- [Records for processing]:
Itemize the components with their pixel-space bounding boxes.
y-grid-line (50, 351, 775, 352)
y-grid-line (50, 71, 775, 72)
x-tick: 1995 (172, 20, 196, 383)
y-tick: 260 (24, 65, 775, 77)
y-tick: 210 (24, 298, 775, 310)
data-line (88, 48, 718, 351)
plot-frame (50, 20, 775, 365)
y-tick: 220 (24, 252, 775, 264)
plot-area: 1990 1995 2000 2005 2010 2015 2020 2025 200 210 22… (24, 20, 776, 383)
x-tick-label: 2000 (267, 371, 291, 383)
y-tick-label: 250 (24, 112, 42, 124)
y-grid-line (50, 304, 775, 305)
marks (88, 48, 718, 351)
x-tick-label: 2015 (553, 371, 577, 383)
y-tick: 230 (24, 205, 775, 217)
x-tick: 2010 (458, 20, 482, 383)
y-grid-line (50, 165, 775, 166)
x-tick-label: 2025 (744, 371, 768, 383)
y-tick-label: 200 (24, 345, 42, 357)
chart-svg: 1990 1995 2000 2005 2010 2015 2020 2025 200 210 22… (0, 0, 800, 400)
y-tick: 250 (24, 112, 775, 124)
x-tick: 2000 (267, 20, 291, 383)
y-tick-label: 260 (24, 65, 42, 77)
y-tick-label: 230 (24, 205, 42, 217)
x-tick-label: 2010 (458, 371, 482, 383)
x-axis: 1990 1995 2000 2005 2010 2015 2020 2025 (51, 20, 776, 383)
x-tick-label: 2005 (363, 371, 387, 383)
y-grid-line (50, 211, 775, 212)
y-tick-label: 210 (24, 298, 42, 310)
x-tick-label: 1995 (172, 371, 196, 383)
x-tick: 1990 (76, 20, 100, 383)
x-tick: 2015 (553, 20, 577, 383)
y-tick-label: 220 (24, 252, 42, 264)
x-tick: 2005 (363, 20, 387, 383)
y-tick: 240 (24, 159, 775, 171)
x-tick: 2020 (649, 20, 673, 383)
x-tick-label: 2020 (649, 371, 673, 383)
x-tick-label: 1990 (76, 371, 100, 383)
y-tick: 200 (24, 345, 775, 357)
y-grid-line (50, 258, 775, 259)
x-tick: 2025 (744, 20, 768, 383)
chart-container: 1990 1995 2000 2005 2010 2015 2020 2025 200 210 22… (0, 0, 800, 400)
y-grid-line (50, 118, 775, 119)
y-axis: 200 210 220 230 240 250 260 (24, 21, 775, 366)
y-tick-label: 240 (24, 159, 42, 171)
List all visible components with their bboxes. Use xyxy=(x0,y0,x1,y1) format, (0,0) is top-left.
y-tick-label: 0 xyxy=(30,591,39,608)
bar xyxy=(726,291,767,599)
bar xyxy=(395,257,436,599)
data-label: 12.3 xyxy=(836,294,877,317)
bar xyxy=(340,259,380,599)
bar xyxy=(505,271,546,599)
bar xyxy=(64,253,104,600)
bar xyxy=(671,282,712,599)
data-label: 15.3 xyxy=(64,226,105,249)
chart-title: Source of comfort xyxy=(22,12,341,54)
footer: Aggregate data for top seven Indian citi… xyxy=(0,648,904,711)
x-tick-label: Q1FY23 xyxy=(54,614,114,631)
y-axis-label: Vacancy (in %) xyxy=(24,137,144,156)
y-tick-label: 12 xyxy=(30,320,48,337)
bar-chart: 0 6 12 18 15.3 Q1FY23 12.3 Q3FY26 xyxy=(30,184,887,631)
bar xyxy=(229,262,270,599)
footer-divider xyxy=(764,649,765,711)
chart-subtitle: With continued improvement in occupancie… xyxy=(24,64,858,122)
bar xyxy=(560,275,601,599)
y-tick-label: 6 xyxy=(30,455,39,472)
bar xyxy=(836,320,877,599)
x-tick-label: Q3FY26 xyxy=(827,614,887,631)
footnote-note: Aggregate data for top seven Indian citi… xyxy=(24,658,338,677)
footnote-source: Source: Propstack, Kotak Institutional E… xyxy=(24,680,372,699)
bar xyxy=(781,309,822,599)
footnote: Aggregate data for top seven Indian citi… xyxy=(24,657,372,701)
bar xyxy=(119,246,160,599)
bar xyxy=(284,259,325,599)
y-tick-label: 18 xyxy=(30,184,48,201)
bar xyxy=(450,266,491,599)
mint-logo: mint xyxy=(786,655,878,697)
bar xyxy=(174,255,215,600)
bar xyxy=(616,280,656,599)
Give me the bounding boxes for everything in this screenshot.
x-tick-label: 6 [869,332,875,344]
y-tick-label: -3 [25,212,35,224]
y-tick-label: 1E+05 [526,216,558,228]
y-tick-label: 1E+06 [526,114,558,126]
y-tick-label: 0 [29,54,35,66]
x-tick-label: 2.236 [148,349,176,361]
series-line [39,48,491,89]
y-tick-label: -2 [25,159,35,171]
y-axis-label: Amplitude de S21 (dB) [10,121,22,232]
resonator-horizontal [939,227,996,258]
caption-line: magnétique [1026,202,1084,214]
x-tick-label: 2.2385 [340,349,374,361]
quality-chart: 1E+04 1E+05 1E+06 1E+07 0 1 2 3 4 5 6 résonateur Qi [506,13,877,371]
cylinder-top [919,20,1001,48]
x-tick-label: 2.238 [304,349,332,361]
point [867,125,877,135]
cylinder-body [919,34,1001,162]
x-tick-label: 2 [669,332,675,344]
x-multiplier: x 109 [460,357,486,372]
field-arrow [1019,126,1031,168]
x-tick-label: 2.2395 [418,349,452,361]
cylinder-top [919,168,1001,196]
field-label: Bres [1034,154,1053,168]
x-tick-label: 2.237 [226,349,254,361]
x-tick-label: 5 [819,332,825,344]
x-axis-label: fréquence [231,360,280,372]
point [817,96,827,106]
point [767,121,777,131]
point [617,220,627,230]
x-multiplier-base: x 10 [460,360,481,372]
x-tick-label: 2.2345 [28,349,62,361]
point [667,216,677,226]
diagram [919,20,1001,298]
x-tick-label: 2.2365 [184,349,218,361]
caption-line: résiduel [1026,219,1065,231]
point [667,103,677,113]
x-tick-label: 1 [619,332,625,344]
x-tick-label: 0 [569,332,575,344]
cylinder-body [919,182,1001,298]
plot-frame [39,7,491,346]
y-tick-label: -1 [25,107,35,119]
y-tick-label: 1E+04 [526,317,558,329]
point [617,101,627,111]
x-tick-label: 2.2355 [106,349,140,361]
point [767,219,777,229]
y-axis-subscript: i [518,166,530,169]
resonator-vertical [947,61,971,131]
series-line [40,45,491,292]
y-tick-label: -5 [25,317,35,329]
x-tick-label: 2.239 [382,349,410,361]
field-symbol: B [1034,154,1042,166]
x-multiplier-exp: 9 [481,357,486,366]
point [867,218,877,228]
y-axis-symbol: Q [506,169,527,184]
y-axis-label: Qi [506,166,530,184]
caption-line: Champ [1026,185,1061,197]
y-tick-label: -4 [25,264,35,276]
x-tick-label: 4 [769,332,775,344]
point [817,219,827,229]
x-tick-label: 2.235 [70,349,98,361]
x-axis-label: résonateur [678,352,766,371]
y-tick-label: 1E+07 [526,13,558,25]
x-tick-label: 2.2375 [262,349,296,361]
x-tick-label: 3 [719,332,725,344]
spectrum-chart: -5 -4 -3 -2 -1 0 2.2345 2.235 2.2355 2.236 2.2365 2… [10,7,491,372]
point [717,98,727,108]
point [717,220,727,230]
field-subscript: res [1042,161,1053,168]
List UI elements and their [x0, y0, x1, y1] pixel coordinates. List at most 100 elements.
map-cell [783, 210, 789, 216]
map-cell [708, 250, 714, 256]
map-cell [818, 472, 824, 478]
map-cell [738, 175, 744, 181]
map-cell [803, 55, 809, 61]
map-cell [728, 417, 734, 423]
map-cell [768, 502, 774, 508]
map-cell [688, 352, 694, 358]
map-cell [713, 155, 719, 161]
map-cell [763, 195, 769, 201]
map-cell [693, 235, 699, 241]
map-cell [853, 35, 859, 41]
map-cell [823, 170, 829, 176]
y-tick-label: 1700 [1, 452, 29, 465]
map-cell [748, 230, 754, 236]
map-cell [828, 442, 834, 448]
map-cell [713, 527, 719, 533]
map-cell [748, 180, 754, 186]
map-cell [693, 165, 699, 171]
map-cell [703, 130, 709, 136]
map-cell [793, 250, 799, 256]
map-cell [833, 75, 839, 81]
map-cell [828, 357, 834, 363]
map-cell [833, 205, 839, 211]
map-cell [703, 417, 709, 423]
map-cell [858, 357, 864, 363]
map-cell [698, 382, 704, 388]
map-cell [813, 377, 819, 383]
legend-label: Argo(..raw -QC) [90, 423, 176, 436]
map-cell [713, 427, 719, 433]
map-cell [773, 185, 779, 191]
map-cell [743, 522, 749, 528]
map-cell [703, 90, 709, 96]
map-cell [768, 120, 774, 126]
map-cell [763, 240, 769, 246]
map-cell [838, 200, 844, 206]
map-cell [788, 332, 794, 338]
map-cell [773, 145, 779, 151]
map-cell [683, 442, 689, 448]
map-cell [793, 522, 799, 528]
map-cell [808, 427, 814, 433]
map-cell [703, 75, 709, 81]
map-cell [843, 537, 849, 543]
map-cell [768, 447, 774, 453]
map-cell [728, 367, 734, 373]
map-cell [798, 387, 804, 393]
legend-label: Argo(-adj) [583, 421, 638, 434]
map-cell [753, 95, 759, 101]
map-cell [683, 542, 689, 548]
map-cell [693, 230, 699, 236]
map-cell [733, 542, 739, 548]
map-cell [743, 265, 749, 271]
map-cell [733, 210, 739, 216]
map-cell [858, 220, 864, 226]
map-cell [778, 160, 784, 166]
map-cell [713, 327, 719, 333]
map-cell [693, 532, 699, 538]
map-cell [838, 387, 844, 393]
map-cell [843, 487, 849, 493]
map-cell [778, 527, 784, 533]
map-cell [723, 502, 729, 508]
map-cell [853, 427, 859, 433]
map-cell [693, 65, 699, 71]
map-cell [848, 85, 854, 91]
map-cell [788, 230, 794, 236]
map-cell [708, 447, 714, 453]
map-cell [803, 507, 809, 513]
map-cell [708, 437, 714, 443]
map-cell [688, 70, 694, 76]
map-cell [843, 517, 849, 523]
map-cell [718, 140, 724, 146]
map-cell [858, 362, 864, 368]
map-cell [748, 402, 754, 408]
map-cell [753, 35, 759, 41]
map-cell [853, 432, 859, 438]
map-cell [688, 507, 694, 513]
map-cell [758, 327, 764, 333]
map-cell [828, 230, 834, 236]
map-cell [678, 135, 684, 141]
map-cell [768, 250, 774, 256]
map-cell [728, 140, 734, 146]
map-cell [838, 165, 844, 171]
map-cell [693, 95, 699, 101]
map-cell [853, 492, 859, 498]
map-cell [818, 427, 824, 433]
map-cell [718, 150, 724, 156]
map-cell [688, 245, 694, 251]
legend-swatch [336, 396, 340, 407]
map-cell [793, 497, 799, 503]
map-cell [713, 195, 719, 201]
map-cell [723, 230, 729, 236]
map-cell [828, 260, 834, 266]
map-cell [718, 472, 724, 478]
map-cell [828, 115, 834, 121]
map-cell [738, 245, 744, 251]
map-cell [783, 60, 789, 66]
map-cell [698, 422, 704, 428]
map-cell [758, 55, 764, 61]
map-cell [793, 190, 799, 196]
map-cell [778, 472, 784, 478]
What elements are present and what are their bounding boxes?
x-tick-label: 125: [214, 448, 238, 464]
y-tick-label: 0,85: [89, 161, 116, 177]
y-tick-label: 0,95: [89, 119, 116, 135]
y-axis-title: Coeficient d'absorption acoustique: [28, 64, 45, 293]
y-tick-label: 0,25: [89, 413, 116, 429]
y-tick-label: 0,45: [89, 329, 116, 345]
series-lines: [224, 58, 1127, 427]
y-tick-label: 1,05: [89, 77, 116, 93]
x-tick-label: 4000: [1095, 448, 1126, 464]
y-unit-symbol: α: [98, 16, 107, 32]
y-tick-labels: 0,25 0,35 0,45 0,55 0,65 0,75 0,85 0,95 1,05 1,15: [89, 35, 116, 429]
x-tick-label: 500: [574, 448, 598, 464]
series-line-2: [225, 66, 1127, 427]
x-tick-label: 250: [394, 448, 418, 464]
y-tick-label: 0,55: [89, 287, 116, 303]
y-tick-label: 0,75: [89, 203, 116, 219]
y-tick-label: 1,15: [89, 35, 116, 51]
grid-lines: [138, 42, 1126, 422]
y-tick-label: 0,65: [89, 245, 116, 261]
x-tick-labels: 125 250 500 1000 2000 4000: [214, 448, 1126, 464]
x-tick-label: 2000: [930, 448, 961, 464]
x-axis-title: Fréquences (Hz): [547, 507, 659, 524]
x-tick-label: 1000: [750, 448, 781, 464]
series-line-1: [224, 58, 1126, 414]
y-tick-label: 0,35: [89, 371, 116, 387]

- [Given exercise]: Copy out, word for word, every line from the very first one down to the line containing "y-tick: 220 (24, 252, 775, 264)", including both of those lines.

- [The solution]:
Itemize the components with their pixel-space bounding boxes.
y-grid-line (50, 351, 775, 352)
y-grid-line (50, 71, 775, 72)
x-tick: 1995 (172, 20, 196, 383)
y-tick: 260 (24, 65, 775, 77)
y-tick: 210 (24, 298, 775, 310)
data-line (88, 48, 718, 351)
plot-frame (50, 20, 775, 365)
y-tick: 220 (24, 252, 775, 264)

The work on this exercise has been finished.